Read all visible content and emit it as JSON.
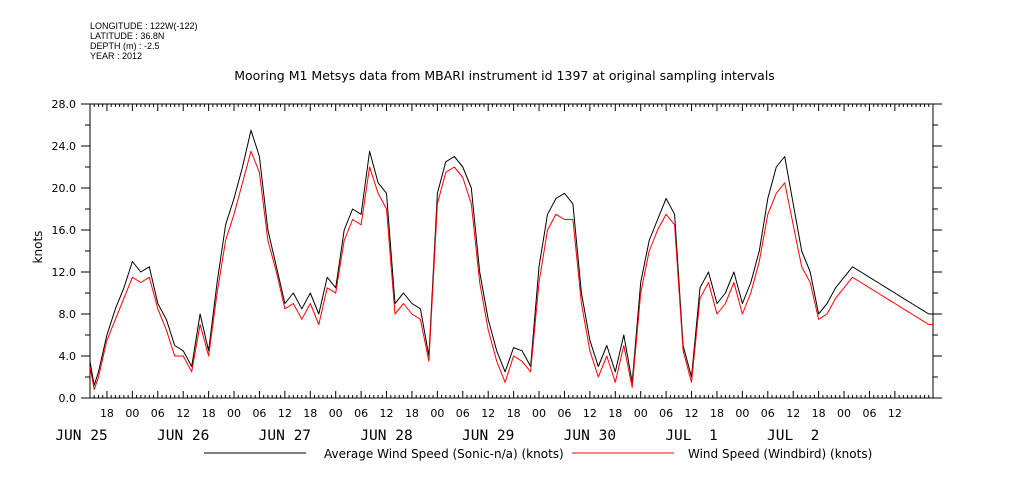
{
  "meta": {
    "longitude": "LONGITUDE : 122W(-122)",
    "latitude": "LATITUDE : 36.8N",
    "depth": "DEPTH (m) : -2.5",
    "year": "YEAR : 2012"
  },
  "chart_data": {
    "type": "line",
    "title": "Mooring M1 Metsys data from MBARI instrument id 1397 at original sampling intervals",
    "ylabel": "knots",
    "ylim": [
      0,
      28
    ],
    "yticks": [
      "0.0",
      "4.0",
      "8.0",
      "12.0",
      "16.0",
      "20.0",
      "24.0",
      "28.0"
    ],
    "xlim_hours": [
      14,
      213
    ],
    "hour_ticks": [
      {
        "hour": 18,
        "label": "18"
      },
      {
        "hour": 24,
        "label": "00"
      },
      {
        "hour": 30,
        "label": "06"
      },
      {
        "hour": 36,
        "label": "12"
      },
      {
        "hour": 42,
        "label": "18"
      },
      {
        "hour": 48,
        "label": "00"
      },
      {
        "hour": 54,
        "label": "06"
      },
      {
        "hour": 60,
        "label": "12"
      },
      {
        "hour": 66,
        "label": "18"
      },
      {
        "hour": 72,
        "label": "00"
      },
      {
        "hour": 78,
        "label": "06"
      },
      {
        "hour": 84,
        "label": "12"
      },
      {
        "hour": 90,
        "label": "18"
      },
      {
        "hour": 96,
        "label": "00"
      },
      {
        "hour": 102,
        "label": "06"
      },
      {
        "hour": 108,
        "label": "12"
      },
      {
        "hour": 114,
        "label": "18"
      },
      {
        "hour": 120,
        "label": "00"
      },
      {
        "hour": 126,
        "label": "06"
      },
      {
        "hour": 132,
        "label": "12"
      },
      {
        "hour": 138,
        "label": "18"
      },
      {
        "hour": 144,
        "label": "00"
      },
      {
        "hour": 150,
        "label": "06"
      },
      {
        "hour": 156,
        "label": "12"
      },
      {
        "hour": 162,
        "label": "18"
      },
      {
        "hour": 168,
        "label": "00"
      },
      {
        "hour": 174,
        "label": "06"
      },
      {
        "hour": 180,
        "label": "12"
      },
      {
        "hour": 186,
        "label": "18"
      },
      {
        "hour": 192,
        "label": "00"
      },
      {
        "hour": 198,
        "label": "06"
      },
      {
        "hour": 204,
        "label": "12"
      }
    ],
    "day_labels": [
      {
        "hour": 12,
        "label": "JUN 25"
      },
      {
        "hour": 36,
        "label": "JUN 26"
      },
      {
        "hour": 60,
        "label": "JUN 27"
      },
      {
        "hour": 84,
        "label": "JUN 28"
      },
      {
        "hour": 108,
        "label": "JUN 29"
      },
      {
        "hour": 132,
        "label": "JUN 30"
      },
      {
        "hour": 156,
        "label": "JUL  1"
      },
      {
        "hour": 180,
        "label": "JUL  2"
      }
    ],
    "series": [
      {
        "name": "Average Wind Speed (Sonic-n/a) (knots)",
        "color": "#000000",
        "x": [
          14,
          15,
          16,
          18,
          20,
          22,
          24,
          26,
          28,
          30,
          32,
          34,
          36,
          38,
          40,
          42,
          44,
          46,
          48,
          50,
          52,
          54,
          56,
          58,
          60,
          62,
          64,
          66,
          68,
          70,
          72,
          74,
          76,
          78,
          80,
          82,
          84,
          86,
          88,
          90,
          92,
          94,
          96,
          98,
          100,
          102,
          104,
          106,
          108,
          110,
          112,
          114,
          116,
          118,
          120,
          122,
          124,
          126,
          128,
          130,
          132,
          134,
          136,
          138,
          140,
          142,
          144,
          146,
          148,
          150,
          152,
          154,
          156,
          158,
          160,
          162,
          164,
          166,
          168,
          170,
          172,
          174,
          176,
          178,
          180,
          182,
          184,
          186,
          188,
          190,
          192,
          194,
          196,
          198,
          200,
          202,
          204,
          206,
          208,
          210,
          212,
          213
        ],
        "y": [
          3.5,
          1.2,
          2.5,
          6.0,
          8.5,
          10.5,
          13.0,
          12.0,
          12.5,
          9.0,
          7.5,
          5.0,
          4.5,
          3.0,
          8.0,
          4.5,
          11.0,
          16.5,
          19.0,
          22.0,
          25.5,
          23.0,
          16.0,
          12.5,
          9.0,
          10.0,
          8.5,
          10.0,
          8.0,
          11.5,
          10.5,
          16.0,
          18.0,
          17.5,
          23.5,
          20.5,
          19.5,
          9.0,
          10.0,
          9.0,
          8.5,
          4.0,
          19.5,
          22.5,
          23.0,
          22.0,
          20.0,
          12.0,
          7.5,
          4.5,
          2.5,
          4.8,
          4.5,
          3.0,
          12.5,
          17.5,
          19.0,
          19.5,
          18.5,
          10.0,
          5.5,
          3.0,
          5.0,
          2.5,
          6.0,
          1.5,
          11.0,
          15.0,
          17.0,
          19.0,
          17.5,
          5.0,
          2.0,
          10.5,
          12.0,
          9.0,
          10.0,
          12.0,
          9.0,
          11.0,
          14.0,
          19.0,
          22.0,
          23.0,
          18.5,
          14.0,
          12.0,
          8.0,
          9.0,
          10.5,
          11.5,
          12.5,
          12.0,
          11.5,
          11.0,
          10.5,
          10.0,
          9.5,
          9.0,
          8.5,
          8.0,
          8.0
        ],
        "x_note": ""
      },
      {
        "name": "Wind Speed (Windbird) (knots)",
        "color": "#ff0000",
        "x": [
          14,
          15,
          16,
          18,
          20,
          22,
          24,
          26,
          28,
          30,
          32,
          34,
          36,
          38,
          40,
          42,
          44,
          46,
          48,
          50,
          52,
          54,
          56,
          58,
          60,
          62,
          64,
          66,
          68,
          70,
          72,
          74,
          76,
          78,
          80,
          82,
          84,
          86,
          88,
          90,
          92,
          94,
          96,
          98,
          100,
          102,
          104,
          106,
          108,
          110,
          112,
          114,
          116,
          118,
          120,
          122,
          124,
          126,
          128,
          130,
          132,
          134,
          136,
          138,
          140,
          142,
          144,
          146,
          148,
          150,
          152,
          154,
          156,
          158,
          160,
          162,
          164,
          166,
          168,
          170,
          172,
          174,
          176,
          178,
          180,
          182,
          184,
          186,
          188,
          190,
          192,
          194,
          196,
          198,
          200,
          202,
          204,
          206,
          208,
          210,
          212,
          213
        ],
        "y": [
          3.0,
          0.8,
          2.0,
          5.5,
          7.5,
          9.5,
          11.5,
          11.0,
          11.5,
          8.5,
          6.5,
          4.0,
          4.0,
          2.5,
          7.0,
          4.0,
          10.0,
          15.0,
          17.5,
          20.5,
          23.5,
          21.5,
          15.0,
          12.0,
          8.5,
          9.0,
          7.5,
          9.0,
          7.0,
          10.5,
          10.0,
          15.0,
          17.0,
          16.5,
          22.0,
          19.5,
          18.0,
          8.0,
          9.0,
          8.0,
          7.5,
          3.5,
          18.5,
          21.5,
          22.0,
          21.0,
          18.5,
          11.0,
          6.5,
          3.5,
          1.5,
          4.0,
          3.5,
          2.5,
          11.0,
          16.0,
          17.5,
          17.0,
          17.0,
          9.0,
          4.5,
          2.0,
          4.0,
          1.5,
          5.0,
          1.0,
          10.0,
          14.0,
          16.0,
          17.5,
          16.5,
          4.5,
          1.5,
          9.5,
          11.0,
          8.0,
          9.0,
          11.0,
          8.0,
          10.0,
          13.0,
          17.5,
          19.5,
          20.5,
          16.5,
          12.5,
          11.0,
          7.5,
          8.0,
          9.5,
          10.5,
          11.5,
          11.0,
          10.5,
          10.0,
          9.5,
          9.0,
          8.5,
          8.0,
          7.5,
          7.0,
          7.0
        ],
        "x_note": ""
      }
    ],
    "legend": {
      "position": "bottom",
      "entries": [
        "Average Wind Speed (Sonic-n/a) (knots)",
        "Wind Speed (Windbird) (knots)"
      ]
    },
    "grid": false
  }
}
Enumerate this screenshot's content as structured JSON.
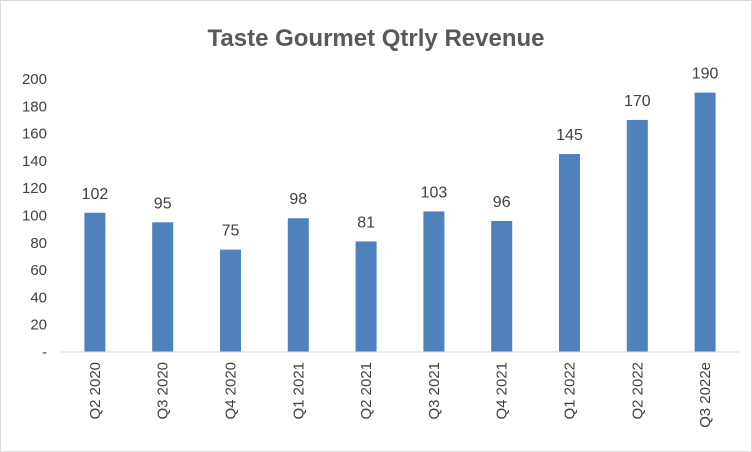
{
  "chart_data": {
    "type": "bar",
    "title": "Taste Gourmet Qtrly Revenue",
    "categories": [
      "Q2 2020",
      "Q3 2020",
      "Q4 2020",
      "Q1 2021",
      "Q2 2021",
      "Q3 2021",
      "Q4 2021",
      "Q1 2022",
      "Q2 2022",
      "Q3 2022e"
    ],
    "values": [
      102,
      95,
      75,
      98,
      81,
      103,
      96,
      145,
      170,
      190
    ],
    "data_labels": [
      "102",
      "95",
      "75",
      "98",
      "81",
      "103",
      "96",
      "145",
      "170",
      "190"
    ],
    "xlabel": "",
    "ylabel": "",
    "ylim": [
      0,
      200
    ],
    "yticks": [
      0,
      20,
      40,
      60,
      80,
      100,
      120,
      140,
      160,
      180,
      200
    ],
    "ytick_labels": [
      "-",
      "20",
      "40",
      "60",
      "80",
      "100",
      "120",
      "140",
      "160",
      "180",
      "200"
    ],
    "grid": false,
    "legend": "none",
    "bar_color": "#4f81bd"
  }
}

----------------

> _What to produce_
Transcribe exactly the portion of the material above that runs from the line containing "Enumerate this screenshot's" through its last line, omitting all pictures.

> _Reply_
Enumerate this screenshot's content as structured JSON.
{
  "chart_data": {
    "type": "bar",
    "title": "Taste Gourmet Qtrly Revenue",
    "categories": [
      "Q2 2020",
      "Q3 2020",
      "Q4 2020",
      "Q1 2021",
      "Q2 2021",
      "Q3 2021",
      "Q4 2021",
      "Q1 2022",
      "Q2 2022",
      "Q3 2022e"
    ],
    "values": [
      102,
      95,
      75,
      98,
      81,
      103,
      96,
      145,
      170,
      190
    ],
    "data_labels": [
      "102",
      "95",
      "75",
      "98",
      "81",
      "103",
      "96",
      "145",
      "170",
      "190"
    ],
    "xlabel": "",
    "ylabel": "",
    "ylim": [
      0,
      200
    ],
    "yticks": [
      0,
      20,
      40,
      60,
      80,
      100,
      120,
      140,
      160,
      180,
      200
    ],
    "ytick_labels": [
      "-",
      "20",
      "40",
      "60",
      "80",
      "100",
      "120",
      "140",
      "160",
      "180",
      "200"
    ],
    "grid": false,
    "legend": "none",
    "bar_color": "#4f81bd"
  }
}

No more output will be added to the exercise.